#### WHAT IS REQUIRED
Your task is to repeat all of the material exactly.
======== SUPPLIED DATA ========
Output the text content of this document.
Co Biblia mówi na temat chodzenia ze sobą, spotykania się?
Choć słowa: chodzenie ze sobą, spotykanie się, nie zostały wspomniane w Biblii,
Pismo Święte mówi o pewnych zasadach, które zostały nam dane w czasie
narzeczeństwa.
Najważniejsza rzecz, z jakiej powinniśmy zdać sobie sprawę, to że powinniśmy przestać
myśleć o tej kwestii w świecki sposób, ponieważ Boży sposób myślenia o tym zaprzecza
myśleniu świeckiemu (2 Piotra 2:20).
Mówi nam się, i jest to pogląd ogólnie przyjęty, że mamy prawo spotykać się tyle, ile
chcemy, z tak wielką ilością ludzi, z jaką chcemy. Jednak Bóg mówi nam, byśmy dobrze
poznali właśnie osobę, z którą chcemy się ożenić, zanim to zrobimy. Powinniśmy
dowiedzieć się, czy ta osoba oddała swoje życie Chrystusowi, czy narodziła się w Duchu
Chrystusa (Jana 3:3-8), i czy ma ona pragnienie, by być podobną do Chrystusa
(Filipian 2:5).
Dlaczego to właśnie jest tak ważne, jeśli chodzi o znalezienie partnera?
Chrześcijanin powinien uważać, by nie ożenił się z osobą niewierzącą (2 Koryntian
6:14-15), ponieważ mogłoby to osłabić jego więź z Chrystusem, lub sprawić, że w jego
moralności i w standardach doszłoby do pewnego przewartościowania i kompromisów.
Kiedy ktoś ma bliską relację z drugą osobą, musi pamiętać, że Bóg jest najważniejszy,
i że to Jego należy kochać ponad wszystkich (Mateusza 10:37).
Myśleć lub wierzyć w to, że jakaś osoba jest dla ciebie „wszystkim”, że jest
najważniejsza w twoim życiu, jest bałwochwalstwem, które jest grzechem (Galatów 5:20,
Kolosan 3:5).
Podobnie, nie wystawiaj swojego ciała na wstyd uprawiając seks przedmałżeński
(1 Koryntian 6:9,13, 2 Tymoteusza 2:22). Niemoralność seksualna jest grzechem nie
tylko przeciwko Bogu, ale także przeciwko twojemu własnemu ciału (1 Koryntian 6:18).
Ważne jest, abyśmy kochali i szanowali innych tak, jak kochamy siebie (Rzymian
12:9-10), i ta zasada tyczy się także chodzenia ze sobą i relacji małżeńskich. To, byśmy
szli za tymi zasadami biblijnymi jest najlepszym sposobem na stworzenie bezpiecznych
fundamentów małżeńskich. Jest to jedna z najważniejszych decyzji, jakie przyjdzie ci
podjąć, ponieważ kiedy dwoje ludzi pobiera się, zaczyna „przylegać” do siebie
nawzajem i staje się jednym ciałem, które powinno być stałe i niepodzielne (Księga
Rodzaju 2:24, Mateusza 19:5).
========
#### TASK RESULT
Output the text content of this document.
Co Biblia mówi na temat chodzenia ze sobą, spotykania się?
Choć słowa: chodzenie ze sobą, spotykanie się, nie zostały wspomniane w Biblii,
Pismo Święte mówi o pewnych zasadach, które zostały nam dane w czasie
narzeczeństwa.
Najważniejsza rzecz, z jakiej powinniśmy zdać sobie sprawę, to że powinniśmy przestać
myśleć o tej kwestii w świecki sposób, ponieważ Boży sposób myślenia o tym zaprzecza
myśleniu świeckiemu (2 Piotra 2:20).
Mówi nam się, i jest to pogląd ogólnie przyjęty, że mamy prawo spotykać się tyle, ile
chcemy, z tak wielką ilością ludzi, z jaką chcemy. Jednak Bóg mówi nam, byśmy dobrze
poznali właśnie osobę, z którą chcemy się ożenić, zanim to zrobimy. Powinniśmy
dowiedzieć się, czy ta osoba oddała swoje życie Chrystusowi, czy narodziła się w Duchu
Chrystusa (Jana 3:3-8), i czy ma ona pragnienie, by być podobną do Chrystusa
(Filipian 2:5).
Dlaczego to właśnie jest tak ważne, jeśli chodzi o znalezienie partnera?
Chrześcijanin powinien uważać, by nie ożenił się z osobą niewierzącą (2 Koryntian
6:14-15), ponieważ mogłoby to osłabić jego więź z Chrystusem, lub sprawić, że w jego
moralności i w standardach doszłoby do pewnego przewartościowania i kompromisów.
Kiedy ktoś ma bliską relację z drugą osobą, musi pamiętać, że Bóg jest najważniejszy,
i że to Jego należy kochać ponad wszystkich (Mateusza 10:37).
Myśleć lub wierzyć w to, że jakaś osoba jest dla ciebie „wszystkim”, że jest
najważniejsza w twoim życiu, jest bałwochwalstwem, które jest grzechem (Galatów 5:20,
Kolosan 3:5).
Podobnie, nie wystawiaj swojego ciała na wstyd uprawiając seks przedmałżeński
(1 Koryntian 6:9,13, 2 Tymoteusza 2:22). Niemoralność seksualna jest grzechem nie
tylko przeciwko Bogu, ale także przeciwko twojemu własnemu ciału (1 Koryntian 6:18).
Ważne jest, abyśmy kochali i szanowali innych tak, jak kochamy siebie (Rzymian
12:9-10), i ta zasada tyczy się także chodzenia ze sobą i relacji małżeńskich. To, byśmy
szli za tymi zasadami biblijnymi jest najlepszym sposobem na stworzenie bezpiecznych
fundamentów małżeńskich. Jest to jedna z najważniejszych decyzji, jakie przyjdzie ci
podjąć, ponieważ kiedy dwoje ludzi pobiera się, zaczyna „przylegać” do siebie
nawzajem i staje się jednym ciałem, które powinno być stałe i niepodzielne (Księga
Rodzaju 2:24, Mateusza 19:5).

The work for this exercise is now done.